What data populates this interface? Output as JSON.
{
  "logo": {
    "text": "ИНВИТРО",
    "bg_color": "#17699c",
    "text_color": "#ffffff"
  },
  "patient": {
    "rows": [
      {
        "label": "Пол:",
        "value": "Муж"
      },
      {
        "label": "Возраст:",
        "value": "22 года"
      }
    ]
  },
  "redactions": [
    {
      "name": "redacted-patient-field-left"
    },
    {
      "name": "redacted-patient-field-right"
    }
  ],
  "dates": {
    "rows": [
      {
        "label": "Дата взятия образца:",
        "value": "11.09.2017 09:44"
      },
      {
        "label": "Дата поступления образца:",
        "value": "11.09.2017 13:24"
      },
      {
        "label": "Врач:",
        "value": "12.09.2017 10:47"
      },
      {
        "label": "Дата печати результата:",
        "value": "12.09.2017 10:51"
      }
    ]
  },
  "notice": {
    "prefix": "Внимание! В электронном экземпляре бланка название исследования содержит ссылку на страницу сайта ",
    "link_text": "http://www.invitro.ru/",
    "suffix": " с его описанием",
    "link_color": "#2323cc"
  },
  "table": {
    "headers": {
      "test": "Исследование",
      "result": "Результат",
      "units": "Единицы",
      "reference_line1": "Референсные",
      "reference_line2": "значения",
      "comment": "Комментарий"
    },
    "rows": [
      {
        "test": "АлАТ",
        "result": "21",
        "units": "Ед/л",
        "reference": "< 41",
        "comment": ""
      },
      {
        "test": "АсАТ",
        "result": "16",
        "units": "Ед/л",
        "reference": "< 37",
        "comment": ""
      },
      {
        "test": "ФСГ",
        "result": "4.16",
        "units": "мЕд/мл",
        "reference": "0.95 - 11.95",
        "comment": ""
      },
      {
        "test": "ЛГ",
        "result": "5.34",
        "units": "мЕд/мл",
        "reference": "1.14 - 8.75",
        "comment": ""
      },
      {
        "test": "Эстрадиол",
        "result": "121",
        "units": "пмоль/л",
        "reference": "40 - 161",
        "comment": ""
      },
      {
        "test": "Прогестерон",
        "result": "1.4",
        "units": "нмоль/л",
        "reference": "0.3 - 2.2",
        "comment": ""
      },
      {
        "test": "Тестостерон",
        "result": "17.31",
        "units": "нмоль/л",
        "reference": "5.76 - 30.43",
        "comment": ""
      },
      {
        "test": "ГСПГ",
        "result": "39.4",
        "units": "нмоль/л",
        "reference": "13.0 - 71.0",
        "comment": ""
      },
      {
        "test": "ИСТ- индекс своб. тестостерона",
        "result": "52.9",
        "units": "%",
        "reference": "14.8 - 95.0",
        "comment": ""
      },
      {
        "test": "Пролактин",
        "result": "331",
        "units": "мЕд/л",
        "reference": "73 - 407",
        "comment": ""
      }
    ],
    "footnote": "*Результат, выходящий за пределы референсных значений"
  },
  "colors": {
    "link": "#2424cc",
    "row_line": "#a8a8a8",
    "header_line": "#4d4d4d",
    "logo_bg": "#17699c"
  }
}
---------------
● Your task
Show the lines that mention the word "redacted".

● Final answer
      "name": "redacted-patient-field-left"
      "name": "redacted-patient-field-right"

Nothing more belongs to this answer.